(Figure record listings)
++++++++++
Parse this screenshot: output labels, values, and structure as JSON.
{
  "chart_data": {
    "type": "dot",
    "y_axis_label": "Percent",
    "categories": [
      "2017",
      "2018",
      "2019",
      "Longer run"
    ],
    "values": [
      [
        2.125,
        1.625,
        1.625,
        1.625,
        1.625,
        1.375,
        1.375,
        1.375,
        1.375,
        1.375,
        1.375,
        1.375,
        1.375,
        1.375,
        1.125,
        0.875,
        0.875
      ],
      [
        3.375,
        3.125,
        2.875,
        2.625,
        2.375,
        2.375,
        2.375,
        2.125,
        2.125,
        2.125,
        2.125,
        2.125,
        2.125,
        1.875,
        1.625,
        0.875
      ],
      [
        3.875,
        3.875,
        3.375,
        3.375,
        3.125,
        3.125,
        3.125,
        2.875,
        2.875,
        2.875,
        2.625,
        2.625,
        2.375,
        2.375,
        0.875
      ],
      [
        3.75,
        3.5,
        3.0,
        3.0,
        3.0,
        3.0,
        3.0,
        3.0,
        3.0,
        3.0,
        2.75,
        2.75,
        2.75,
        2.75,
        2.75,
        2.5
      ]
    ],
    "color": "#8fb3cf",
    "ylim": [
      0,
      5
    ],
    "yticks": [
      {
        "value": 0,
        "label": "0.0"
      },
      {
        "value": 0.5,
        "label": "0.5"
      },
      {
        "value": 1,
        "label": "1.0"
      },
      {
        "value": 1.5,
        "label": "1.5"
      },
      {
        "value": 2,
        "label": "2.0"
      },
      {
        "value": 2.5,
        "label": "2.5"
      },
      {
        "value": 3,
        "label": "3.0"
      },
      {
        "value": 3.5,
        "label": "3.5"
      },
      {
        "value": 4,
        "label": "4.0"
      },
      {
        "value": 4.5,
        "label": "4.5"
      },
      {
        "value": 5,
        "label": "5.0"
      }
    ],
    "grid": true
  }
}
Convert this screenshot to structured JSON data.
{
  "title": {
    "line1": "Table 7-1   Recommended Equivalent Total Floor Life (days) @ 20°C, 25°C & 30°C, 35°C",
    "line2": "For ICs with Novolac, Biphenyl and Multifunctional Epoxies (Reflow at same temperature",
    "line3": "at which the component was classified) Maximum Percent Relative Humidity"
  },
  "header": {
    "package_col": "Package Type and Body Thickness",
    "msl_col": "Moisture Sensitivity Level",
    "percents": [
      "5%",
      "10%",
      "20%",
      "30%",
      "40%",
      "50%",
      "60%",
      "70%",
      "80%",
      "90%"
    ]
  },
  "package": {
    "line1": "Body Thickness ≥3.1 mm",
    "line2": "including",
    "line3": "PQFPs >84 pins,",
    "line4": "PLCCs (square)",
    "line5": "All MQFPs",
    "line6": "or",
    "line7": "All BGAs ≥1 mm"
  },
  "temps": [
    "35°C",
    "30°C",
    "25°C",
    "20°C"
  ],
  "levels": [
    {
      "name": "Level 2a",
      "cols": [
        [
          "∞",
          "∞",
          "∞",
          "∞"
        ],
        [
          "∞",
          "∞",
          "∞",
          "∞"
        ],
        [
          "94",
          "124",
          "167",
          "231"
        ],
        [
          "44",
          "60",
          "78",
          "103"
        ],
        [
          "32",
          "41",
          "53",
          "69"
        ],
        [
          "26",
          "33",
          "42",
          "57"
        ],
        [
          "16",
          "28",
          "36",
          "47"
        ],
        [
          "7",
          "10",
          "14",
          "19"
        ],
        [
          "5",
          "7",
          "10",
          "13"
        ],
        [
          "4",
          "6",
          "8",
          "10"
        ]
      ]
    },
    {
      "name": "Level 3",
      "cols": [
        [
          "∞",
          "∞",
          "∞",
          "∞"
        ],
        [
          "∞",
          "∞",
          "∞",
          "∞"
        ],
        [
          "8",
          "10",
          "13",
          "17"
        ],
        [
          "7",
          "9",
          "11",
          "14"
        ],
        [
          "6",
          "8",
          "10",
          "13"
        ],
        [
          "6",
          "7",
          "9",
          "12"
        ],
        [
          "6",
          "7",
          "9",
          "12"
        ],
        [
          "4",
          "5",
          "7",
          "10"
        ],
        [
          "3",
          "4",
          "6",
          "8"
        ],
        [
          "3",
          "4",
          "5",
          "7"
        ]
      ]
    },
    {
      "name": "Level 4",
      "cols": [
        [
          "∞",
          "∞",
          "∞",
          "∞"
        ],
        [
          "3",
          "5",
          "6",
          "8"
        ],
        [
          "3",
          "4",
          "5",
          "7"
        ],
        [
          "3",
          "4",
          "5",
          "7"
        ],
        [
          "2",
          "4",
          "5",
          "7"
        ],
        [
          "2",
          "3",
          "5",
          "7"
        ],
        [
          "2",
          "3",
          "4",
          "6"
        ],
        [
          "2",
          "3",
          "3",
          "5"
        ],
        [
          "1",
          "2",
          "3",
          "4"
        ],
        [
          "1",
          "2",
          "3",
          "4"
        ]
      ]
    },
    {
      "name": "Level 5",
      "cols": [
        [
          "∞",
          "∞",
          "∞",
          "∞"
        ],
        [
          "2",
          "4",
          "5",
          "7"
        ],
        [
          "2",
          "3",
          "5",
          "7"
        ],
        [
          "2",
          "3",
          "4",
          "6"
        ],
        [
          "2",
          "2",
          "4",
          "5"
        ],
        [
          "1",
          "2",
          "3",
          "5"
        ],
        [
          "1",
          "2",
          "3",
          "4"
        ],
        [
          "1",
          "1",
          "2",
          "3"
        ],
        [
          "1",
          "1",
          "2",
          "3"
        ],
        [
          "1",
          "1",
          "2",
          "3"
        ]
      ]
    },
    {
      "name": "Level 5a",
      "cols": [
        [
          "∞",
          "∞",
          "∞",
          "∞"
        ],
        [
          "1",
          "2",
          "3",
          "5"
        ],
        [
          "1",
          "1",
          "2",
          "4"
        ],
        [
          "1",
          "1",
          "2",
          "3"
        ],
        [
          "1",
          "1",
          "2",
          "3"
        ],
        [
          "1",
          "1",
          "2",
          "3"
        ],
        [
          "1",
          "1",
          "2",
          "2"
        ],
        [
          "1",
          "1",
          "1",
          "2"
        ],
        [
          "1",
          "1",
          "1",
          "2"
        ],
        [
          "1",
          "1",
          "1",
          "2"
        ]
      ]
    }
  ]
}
++++++++++
§ **INSTRUCTION**
Return nothing except the number of lines that include the string "values".

§ **COMPLETE RESPONSE**
2